══ Stored records

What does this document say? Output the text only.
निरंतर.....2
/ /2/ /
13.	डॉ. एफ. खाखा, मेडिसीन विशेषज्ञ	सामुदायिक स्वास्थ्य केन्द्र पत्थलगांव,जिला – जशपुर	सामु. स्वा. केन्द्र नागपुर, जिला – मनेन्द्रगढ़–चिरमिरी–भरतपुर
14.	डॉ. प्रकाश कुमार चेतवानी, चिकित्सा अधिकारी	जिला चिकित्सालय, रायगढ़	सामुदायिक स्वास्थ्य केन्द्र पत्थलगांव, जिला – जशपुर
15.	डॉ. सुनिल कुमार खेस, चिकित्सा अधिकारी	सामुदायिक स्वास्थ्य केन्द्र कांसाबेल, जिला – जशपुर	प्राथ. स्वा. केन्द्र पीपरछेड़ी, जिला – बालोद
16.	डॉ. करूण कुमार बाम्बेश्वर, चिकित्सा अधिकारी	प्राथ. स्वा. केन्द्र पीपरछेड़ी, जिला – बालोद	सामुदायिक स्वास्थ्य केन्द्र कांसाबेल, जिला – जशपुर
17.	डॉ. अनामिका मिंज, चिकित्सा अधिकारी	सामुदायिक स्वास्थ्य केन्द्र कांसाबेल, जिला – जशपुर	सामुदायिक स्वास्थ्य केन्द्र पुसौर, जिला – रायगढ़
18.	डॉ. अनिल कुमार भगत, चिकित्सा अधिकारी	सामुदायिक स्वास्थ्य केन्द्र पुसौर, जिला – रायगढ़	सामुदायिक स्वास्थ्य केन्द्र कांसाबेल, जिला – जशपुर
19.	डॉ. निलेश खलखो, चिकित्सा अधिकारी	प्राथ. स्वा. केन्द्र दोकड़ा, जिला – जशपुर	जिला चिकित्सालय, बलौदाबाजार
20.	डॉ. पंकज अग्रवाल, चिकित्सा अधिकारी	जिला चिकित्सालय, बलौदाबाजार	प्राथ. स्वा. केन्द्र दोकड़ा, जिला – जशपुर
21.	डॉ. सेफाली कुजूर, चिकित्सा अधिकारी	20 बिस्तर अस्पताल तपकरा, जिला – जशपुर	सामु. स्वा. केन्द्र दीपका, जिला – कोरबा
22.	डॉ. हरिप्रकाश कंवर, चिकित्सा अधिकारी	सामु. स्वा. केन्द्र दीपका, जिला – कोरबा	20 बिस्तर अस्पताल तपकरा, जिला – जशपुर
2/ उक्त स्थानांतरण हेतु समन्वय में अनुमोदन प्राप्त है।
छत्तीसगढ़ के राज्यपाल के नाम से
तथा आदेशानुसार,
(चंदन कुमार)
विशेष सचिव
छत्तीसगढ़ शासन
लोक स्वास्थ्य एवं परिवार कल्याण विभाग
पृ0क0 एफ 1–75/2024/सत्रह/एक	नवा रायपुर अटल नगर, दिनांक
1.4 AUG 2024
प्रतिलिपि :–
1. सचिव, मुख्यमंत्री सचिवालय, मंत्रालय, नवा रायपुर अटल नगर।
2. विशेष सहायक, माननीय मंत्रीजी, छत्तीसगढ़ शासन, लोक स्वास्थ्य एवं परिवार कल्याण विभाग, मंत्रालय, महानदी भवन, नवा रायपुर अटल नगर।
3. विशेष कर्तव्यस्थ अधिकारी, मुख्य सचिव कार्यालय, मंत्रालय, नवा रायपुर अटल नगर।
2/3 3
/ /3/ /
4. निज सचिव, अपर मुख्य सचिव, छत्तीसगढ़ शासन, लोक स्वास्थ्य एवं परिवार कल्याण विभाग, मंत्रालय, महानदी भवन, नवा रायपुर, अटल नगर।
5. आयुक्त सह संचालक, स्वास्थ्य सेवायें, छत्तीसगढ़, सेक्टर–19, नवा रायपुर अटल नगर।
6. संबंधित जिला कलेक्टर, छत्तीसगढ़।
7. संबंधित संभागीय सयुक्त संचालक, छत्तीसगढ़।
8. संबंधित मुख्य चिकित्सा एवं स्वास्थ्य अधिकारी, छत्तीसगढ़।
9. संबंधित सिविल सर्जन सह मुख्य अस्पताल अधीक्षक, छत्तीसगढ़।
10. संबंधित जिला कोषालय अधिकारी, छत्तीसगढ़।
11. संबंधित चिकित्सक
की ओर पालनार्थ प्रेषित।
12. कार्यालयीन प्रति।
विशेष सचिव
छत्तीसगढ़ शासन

════
══ Stored records

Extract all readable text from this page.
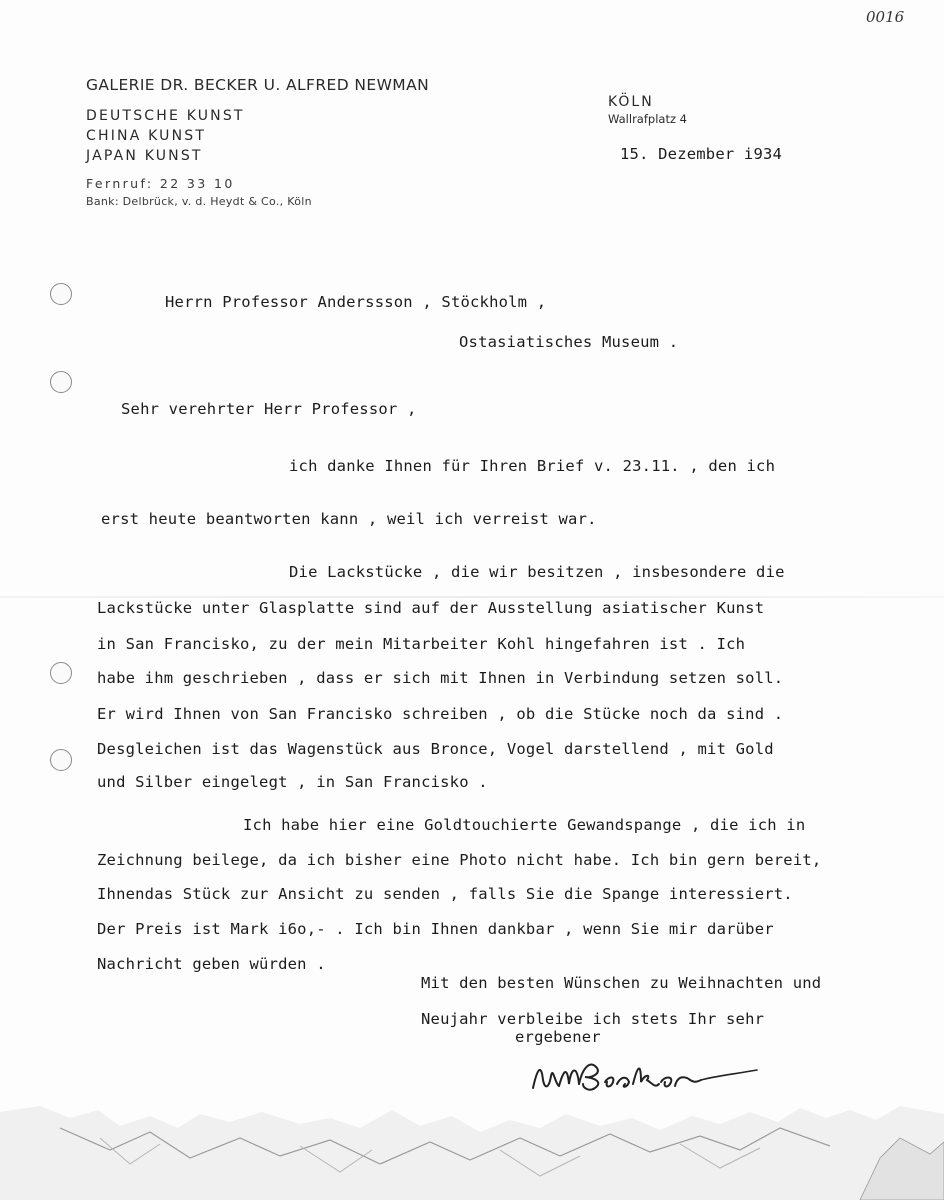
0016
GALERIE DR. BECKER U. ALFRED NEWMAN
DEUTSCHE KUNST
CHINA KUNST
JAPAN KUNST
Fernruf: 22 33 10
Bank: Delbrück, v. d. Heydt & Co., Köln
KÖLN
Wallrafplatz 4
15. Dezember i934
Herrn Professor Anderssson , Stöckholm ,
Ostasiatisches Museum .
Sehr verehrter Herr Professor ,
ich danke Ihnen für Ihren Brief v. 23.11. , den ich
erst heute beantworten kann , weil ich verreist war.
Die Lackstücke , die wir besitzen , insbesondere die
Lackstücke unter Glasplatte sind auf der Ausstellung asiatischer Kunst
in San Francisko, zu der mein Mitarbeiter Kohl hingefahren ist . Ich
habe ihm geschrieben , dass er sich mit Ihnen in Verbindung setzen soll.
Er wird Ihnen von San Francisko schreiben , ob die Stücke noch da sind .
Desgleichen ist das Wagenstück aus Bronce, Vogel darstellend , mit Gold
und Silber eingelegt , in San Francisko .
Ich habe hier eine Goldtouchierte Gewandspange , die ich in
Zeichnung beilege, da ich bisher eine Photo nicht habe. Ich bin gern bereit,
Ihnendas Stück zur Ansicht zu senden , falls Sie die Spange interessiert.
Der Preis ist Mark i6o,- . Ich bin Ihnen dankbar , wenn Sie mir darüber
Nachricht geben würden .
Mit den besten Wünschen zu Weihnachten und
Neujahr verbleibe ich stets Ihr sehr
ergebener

════
══ Stored records

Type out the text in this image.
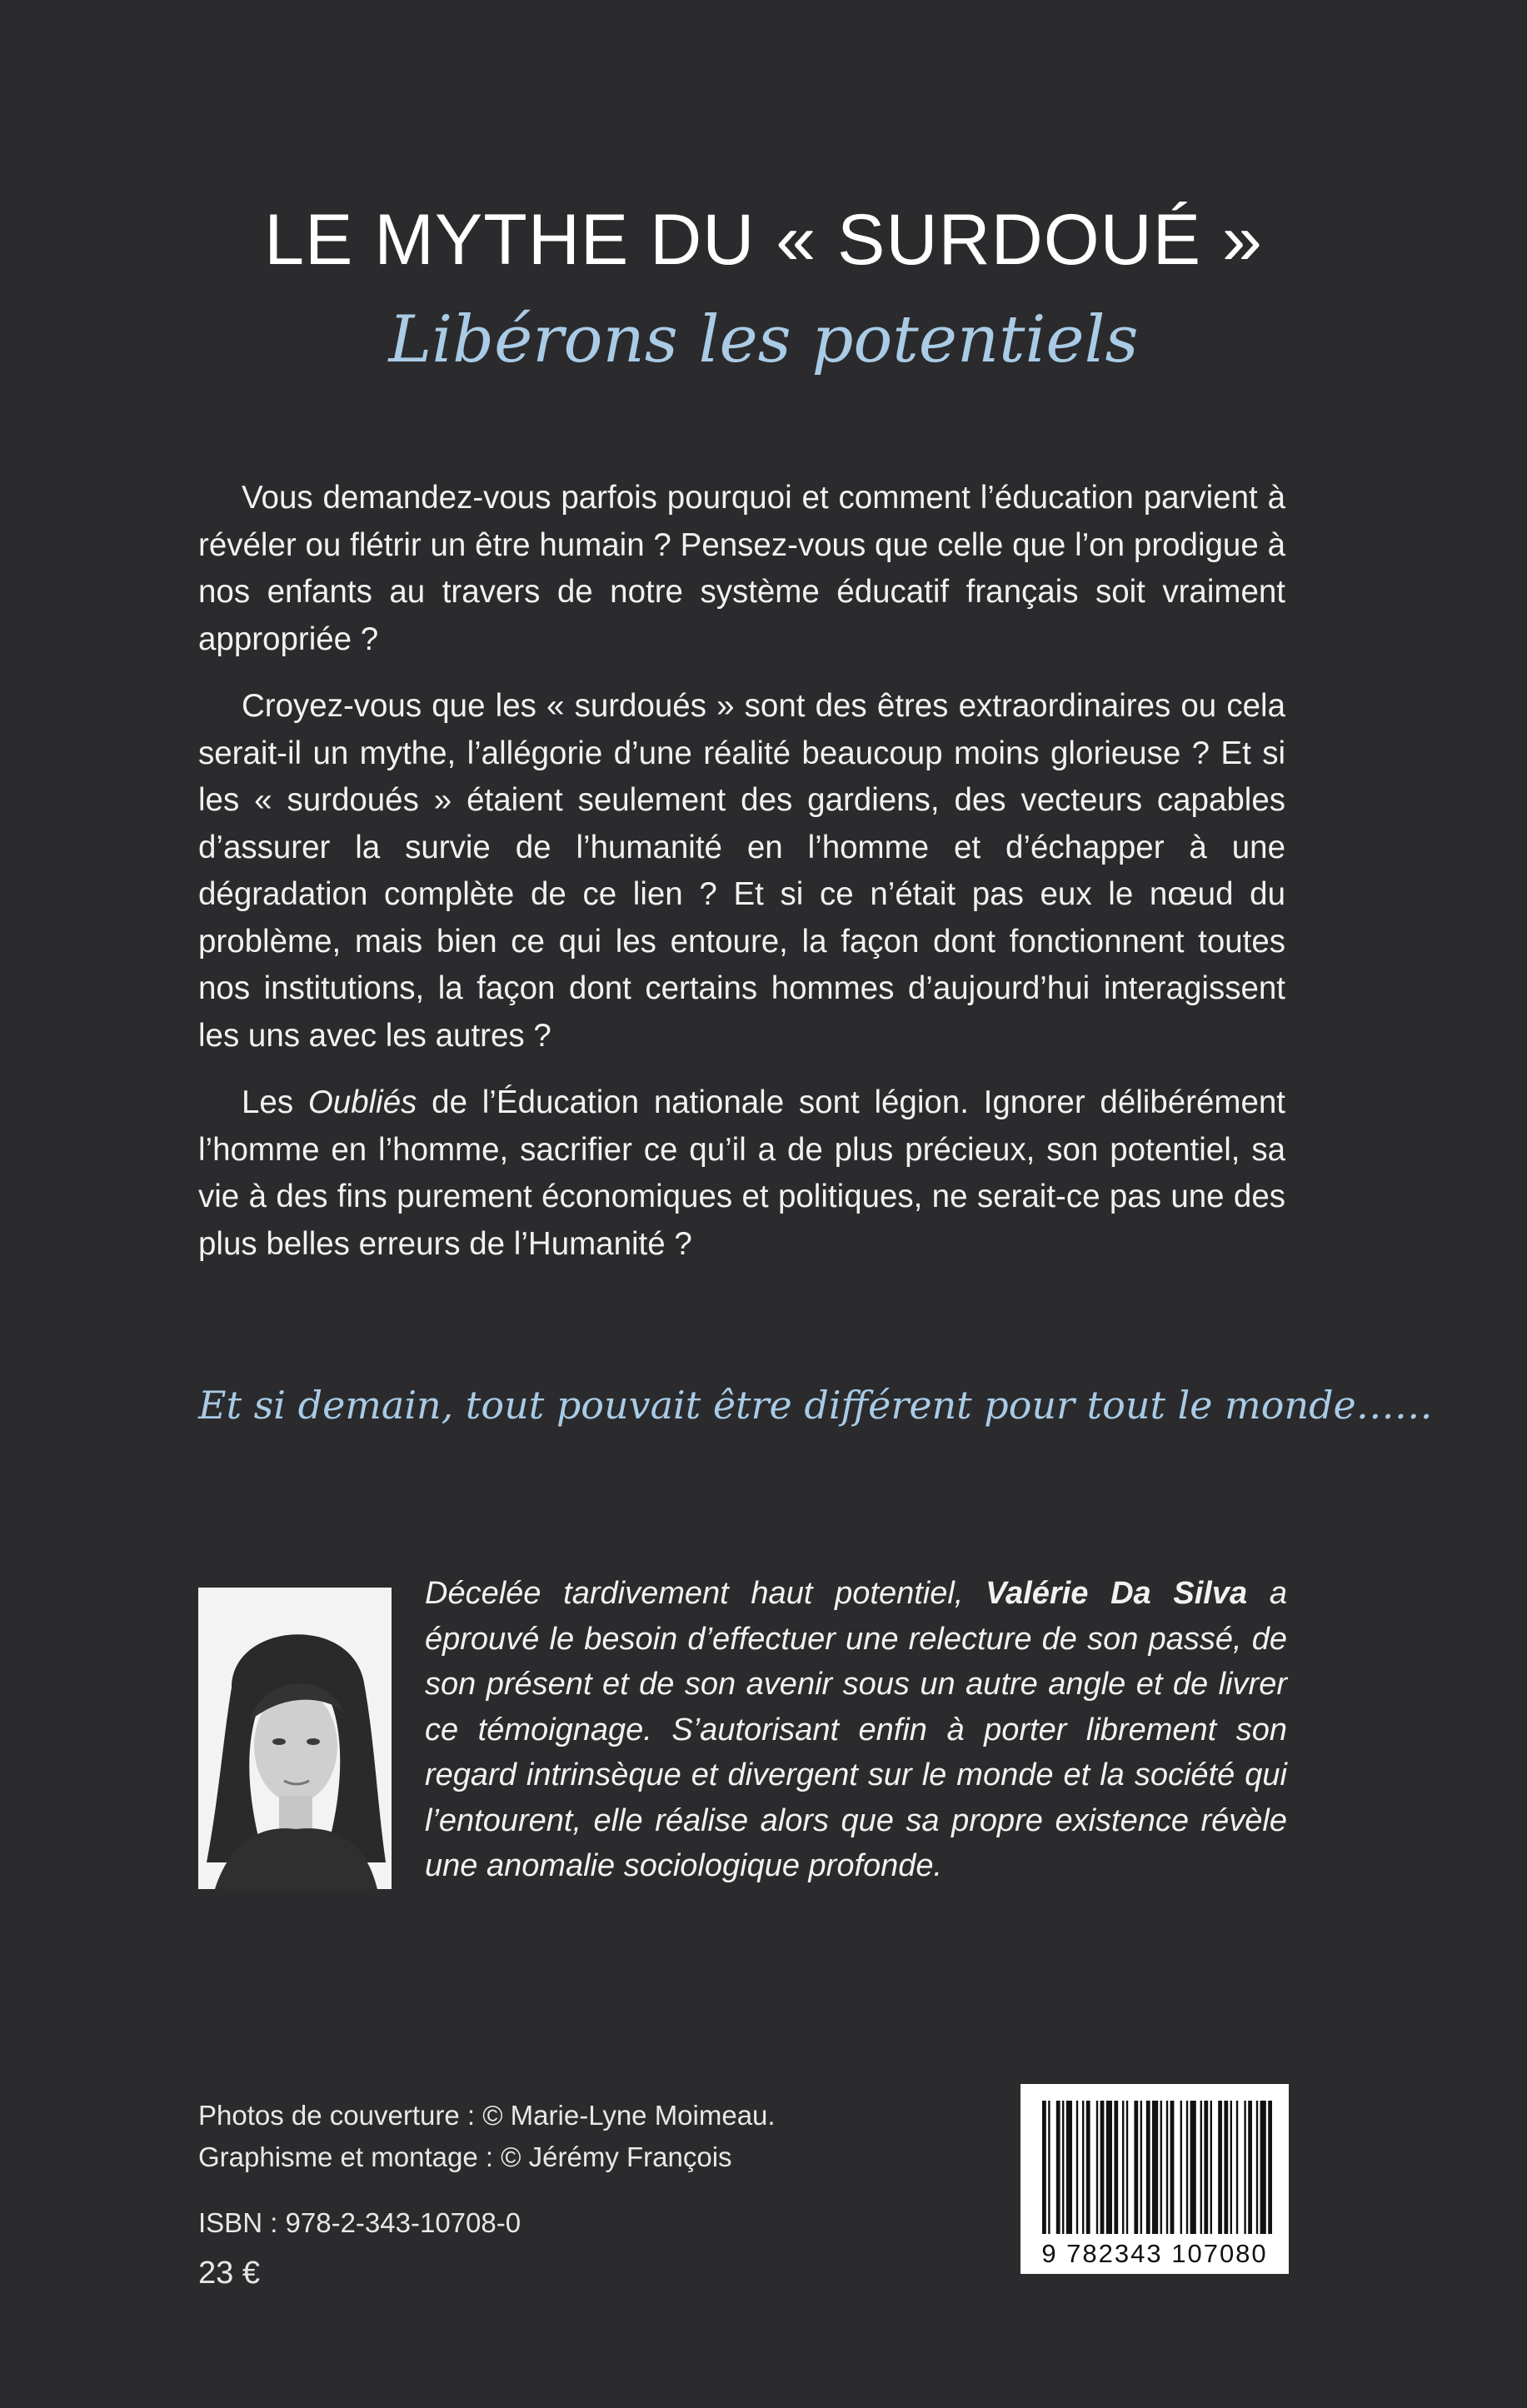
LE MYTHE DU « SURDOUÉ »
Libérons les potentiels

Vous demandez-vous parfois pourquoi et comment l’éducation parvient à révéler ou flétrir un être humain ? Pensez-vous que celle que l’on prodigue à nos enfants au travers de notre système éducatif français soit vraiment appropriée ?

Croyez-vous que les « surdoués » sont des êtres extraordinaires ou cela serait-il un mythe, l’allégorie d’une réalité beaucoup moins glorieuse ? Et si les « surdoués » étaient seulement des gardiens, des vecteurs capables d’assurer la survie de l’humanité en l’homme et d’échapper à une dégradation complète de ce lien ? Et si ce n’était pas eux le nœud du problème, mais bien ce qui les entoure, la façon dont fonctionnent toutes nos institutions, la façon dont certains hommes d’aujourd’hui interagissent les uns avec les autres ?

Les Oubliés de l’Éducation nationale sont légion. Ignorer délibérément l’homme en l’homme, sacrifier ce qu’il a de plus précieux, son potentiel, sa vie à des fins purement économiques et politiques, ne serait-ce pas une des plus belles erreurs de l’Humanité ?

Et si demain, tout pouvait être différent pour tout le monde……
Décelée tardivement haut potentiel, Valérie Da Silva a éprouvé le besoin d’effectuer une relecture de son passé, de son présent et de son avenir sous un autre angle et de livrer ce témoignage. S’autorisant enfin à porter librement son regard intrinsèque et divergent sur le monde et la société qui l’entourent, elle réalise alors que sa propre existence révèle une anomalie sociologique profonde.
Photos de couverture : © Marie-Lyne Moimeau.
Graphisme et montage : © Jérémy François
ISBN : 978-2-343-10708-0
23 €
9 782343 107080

════

Required work
Copy each line of the listing in which the word "this" can be found.

Answer in full
What does this document say? Output the text only.
Extract all readable text from this page.
Type out the text in this image.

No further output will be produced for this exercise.